▸ WHAT YOU NEED TO DO:
Scan the data below and pick out the lines containing the word "nSystems".

▸ LISTED RECORDS:
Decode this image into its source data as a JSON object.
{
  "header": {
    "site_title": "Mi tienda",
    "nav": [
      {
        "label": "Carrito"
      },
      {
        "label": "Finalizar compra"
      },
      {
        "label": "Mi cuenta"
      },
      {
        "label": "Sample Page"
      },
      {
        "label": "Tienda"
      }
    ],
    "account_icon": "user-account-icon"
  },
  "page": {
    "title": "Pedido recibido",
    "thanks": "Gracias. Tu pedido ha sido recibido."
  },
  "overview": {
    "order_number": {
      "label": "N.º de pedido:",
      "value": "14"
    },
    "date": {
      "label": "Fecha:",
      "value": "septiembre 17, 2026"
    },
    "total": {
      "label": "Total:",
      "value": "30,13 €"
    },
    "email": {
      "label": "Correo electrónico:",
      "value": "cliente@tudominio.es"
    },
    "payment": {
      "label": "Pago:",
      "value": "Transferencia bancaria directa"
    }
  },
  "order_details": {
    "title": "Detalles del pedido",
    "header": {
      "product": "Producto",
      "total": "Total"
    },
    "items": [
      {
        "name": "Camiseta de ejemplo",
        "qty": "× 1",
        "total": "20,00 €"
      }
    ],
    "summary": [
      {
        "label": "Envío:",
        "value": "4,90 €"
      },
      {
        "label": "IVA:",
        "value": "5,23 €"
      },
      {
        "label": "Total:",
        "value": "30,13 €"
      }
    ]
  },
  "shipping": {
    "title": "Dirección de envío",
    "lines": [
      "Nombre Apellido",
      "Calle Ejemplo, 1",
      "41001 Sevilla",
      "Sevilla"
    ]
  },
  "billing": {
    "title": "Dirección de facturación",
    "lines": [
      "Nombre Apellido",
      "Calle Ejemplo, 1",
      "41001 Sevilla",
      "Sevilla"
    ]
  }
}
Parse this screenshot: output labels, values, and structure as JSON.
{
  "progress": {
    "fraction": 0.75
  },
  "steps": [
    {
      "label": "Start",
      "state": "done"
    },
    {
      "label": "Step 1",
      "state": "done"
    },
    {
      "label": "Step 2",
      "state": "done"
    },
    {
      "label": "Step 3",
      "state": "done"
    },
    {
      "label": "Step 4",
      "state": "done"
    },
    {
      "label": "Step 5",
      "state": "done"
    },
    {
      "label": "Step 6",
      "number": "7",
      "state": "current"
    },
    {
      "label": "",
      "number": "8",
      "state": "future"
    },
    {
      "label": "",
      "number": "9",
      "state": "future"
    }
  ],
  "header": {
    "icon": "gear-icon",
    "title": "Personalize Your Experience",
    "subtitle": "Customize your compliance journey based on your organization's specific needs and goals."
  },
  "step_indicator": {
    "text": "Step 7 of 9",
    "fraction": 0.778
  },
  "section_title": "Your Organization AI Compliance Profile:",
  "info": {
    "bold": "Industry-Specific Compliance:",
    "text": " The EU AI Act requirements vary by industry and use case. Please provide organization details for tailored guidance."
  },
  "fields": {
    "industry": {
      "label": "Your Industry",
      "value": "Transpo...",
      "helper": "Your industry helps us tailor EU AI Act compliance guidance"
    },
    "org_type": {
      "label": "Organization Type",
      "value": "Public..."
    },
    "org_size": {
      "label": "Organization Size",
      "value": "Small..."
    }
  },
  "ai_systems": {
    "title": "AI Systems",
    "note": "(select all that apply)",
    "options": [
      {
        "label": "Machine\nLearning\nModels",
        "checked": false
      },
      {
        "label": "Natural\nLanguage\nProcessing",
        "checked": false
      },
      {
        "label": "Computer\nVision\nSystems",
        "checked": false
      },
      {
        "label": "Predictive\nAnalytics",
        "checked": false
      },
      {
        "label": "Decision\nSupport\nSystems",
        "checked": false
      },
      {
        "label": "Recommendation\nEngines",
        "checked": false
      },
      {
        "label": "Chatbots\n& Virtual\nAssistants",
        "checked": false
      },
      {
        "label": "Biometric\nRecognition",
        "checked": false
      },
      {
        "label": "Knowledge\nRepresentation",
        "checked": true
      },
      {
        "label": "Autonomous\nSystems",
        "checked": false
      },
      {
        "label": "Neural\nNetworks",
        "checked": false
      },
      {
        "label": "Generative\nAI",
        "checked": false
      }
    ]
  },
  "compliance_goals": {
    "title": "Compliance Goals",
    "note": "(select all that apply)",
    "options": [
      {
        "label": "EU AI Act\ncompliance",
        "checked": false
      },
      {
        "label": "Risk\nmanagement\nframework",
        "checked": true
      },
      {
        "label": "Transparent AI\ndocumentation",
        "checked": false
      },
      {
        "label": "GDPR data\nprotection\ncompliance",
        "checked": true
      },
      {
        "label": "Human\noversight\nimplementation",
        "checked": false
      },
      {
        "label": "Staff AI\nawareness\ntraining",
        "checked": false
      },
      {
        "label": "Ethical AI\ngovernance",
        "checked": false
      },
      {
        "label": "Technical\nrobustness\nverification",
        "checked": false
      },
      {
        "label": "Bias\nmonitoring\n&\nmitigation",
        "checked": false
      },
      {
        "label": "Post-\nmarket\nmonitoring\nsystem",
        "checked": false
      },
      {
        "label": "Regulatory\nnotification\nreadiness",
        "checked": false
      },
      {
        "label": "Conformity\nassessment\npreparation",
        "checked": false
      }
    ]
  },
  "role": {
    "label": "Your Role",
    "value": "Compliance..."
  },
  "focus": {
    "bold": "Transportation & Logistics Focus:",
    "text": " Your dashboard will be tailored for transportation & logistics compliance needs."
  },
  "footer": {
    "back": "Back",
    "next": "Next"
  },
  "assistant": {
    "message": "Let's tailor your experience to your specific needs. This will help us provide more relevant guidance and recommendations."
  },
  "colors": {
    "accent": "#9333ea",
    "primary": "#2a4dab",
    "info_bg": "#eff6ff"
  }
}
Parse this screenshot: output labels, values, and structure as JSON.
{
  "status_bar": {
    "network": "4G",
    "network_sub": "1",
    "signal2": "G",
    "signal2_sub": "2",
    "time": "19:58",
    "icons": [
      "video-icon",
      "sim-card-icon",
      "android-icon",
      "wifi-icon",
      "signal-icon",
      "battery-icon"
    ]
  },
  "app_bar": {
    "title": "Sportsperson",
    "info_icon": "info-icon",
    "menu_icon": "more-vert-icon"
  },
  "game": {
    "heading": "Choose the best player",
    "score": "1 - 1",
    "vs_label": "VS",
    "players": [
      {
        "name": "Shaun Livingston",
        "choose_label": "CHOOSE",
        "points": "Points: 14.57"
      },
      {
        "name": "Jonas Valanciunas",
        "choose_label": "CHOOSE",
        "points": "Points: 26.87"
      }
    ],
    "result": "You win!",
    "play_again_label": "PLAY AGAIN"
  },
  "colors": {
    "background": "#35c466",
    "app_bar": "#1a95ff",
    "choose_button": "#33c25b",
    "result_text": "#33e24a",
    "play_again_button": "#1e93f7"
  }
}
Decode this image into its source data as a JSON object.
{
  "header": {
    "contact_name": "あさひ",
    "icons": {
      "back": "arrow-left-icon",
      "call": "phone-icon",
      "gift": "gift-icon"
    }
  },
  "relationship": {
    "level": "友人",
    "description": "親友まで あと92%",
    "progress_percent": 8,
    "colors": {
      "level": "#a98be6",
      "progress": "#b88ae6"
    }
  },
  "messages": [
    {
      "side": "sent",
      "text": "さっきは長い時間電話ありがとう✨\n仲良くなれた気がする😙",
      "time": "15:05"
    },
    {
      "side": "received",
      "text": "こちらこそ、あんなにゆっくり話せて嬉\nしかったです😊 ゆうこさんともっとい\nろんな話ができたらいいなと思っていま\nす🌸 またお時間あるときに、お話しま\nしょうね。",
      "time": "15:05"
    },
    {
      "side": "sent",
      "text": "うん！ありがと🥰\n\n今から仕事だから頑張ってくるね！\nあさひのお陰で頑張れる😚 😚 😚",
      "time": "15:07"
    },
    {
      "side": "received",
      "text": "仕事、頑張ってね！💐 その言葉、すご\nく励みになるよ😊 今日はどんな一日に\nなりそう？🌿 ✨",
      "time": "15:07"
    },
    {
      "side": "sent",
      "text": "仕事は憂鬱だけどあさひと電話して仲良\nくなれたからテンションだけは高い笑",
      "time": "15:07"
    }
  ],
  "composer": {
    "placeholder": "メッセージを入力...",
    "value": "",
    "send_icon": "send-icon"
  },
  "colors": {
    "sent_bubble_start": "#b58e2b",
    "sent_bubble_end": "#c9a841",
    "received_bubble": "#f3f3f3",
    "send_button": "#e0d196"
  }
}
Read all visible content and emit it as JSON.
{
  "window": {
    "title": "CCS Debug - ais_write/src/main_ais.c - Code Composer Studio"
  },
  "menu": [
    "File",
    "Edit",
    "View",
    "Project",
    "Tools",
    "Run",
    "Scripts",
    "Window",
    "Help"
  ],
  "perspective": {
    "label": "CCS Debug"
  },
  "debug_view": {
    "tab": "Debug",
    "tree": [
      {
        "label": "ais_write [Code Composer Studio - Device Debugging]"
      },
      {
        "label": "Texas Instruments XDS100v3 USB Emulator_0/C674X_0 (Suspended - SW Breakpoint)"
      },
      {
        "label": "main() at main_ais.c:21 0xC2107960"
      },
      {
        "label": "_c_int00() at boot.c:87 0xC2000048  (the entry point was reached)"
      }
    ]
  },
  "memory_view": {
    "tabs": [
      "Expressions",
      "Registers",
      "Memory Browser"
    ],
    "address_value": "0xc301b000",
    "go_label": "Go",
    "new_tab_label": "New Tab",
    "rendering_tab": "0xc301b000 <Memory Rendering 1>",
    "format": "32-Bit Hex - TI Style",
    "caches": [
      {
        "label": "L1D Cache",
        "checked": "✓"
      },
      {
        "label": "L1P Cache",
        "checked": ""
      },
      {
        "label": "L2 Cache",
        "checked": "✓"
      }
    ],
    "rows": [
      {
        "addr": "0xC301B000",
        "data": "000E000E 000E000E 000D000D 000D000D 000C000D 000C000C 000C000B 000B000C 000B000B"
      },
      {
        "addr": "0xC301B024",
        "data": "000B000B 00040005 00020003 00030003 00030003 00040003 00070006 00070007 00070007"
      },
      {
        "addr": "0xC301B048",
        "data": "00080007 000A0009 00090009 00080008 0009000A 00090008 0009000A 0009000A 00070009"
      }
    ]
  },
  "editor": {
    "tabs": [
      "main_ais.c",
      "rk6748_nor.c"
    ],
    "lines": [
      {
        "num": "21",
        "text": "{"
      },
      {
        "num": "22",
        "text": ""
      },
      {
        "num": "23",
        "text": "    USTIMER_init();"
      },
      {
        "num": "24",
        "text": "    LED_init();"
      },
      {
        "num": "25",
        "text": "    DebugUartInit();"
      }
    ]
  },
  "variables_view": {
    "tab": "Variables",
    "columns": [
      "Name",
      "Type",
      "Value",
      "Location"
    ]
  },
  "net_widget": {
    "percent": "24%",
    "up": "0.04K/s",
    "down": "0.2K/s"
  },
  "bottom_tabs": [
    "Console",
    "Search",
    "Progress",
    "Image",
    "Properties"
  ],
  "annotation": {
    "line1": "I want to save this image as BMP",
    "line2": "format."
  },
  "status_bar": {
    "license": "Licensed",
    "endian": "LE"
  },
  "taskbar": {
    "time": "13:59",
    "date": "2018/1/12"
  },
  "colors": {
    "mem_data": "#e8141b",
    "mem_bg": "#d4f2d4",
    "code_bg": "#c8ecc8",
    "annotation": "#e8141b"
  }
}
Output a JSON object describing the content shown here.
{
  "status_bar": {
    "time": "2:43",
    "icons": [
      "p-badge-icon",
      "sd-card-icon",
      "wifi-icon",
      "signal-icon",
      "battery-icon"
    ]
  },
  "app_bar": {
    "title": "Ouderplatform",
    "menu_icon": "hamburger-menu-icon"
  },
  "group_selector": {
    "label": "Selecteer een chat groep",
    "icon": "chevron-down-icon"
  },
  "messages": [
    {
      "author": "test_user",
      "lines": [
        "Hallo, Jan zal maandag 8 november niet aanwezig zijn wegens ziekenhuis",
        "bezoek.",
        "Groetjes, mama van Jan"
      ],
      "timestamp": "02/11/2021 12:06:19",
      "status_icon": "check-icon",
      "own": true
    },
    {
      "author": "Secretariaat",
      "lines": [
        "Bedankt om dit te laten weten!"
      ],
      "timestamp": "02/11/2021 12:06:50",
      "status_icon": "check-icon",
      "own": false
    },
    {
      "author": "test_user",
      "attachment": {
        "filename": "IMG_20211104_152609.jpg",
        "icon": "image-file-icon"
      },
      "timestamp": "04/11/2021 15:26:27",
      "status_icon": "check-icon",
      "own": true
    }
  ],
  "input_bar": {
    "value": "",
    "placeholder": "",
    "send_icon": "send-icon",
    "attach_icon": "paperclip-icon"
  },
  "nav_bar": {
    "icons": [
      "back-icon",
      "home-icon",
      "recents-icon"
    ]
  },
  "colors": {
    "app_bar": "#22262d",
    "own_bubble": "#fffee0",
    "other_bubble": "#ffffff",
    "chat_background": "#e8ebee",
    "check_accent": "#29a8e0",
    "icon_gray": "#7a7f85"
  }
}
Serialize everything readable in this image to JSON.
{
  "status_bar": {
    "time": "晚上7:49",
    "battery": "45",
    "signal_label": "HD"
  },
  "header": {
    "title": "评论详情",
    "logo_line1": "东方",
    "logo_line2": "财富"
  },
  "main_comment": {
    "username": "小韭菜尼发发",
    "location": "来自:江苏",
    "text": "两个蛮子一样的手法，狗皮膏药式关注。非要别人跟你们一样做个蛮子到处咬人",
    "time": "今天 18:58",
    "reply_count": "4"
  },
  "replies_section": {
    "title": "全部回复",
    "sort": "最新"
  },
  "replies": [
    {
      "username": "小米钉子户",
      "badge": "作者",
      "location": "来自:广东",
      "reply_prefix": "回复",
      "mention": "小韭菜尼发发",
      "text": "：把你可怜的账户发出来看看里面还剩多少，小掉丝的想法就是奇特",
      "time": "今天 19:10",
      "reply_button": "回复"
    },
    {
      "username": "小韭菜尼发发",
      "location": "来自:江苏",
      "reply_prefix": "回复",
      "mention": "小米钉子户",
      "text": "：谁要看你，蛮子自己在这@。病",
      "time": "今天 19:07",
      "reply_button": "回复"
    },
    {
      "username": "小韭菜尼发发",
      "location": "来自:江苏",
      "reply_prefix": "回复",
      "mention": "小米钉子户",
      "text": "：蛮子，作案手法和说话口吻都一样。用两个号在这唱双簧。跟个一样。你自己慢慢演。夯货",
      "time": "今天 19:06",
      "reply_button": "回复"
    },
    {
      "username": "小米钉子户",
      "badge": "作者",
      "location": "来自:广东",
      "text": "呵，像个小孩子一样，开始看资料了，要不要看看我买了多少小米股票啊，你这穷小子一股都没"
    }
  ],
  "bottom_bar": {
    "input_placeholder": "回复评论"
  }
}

▸ OUTPUT FOR THIS EXERCISE:
        "label": "Computer\nVision\nSystems",
        "label": "Decision\nSupport\nSystems",
        "label": "Autonomous\nSystems",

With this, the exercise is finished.